### YOUR OBJECTIVE
Copy the passage of the mailing-list message below word for word, starting at "I just wrote" and continuing up to and including "similar non-existent benefits.".

I've simply built a couple of spam/virus filters (Linux boxen) built on the instructions here:

http://www.freespamfilter.org

The Debian by Mr88Talent is particularly good.

Joe


----- Original Message ----- From: "Rich Kulawiec" <[EMAIL PROTECTED]>
To: <[email protected]>
Sent: Wednesday, March 26, 2008 11:35 AM
Subject: Re: [UM-LINUX] [OT] Keyserves and Spam


On Mon, Mar 24, 2008 at 11:01:49PM -0400, Nick Cummings wrote:
but it looks to me like that puts your email address out there where it
can easily be picked up by spammers.

I just wrote about this the other day, so let me take the lazy way
out and quote myself.  I was responding to the suggestion that people
should remove their addresses from mailing list and newsgroup traffic,
and I covered obfuscation tactics while I was at it.

--- quoting ---

This is a futile tactic that will do nothing to stop competent spammers.
The only people it will have any meaningful effect on are those who
are trying to communicate with posters to mailing lists/newsgroups,
and possibly some of the newer, more amateurish spammers -- who will
learn, soon enough.  The same can be said for the attempts at obfuscation
that are often claimed to have similar non-existent benefits.

Here's why:

First, spammers wrote the trivial bits of perl/awk/python/whatever
to unmunge obfuscated forms many years ago.  So things like
[EMAIL PROTECTED] or rsk (at) gsp.org are pointless.

### MATERIAL SUPPLIED
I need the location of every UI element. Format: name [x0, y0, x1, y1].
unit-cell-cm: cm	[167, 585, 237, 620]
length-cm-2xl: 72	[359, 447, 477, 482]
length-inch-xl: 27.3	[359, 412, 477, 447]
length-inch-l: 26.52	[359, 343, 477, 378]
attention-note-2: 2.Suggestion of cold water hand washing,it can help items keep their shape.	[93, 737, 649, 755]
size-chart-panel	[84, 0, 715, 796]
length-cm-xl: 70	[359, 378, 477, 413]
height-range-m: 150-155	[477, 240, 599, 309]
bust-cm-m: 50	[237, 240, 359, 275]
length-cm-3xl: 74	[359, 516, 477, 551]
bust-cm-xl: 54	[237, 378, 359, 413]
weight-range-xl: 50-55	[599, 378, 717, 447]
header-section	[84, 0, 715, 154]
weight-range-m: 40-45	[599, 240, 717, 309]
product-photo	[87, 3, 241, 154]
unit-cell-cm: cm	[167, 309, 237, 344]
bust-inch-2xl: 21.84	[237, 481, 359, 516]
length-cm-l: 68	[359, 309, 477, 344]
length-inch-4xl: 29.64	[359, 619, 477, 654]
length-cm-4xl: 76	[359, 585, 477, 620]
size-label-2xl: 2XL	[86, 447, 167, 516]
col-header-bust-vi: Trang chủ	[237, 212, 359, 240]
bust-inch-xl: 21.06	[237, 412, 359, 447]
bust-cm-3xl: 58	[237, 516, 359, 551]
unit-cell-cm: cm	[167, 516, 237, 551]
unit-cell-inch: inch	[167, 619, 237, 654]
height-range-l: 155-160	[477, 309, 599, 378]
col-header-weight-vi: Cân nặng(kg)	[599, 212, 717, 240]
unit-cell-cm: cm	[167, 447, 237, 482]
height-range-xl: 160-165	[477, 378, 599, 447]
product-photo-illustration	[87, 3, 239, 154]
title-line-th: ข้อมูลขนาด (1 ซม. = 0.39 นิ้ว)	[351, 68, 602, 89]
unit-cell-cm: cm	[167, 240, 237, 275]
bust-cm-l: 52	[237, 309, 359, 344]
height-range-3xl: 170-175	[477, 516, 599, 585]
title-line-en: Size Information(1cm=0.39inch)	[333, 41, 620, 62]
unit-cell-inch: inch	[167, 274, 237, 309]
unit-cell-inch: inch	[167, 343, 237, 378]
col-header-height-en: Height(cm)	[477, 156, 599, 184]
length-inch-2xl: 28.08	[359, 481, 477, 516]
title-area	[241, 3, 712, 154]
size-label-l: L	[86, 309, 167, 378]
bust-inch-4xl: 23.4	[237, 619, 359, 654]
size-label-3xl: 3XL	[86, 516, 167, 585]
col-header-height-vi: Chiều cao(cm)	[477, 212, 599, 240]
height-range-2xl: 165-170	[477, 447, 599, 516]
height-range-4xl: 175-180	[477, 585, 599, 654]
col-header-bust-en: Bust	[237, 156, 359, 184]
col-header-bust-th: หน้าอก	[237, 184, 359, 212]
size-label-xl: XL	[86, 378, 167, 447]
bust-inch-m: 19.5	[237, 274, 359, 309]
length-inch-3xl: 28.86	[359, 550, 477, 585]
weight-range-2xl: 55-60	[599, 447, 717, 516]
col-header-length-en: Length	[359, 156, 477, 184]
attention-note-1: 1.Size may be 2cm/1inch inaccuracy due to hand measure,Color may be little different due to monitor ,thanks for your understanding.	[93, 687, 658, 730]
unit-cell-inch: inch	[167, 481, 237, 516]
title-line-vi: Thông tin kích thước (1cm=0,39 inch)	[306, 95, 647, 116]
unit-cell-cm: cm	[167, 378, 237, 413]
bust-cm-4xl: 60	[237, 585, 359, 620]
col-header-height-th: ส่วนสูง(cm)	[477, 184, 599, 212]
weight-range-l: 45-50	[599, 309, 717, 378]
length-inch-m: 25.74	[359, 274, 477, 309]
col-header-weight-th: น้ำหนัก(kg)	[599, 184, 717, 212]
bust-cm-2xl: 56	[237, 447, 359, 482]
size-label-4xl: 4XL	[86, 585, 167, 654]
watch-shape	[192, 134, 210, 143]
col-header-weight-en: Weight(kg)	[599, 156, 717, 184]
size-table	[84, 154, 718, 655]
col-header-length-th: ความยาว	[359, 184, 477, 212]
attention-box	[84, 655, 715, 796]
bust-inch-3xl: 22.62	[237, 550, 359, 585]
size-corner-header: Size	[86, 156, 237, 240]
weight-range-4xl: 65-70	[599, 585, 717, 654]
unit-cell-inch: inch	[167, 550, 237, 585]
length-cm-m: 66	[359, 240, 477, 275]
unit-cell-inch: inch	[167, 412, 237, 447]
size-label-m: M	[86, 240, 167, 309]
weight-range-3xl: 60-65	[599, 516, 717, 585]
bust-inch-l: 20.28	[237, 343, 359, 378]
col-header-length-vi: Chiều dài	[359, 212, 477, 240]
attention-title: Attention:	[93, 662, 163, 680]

### RESPONSE AREA
I just wrote about this the other day, so let me take the lazy way
out and quote myself.  I was responding to the suggestion that people
should remove their addresses from mailing list and newsgroup traffic,
and I covered obfuscation tactics while I was at it.

--- quoting ---

This is a futile tactic that will do nothing to stop competent spammers.
The only people it will have any meaningful effect on are those who
are trying to communicate with posters to mailing lists/newsgroups,
and possibly some of the newer, more amateurish spammers -- who will
learn, soon enough.  The same can be said for the attempts at obfuscation
that are often claimed to have similar non-existent benefits.